▸ Task: Find the lines that hold "Free". Report only how many there are.

(Stored data)

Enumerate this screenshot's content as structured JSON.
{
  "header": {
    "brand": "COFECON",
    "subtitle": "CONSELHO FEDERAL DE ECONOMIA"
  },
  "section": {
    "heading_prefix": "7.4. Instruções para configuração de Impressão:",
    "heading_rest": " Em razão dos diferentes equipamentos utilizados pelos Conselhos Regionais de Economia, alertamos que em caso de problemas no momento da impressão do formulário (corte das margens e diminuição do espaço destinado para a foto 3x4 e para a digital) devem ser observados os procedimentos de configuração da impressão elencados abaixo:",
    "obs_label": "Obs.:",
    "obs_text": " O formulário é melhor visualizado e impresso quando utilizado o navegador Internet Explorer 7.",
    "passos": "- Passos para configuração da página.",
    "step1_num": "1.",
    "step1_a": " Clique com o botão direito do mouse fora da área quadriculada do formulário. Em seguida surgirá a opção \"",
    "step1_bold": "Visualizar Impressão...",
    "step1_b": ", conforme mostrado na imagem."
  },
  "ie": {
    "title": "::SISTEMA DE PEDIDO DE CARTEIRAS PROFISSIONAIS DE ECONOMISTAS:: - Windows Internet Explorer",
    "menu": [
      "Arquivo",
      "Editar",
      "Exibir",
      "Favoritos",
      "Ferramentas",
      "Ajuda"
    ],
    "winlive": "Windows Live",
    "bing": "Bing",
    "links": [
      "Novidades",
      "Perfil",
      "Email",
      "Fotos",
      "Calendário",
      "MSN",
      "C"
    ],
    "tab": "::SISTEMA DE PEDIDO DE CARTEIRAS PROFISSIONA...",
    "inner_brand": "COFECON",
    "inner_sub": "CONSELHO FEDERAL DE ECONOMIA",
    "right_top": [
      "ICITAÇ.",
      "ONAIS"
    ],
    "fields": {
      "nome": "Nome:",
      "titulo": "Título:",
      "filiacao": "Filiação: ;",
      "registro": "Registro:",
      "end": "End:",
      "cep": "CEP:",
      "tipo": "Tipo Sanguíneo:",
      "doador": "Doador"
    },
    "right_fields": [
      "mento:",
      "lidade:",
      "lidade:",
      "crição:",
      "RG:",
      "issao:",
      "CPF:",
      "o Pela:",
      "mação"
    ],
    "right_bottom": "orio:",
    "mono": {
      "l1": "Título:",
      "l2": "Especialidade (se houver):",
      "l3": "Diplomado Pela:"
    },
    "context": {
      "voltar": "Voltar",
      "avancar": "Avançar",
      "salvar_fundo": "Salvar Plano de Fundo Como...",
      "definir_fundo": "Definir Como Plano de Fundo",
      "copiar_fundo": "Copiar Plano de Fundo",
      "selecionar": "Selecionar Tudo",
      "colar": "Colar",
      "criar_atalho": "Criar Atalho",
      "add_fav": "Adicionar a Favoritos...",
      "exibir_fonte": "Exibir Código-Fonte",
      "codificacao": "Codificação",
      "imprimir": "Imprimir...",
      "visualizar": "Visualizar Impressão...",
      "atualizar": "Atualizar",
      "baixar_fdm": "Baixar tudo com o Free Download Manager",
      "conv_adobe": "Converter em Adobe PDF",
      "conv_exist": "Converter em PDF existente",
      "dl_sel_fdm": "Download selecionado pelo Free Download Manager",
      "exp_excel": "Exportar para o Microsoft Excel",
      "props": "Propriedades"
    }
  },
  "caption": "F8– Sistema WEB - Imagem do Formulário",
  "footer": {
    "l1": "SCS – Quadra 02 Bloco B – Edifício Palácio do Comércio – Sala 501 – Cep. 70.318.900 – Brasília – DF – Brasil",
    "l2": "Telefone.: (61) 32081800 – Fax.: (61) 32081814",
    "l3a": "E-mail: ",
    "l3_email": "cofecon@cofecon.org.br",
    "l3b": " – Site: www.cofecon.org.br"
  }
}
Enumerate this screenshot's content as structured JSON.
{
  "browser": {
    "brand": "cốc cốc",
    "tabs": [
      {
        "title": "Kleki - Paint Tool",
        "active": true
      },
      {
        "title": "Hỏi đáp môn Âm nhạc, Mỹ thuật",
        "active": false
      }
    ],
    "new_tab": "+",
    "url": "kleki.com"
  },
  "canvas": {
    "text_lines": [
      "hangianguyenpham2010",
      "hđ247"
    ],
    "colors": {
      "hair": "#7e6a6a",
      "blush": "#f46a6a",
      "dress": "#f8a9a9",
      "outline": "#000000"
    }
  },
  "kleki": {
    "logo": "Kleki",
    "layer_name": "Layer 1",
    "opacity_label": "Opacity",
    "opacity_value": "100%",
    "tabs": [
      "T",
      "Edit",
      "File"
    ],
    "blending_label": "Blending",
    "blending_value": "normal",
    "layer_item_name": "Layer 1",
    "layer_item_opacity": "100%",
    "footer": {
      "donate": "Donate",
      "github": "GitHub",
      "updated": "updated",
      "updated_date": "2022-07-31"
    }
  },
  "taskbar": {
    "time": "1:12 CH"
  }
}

▸ Solution to this task: 2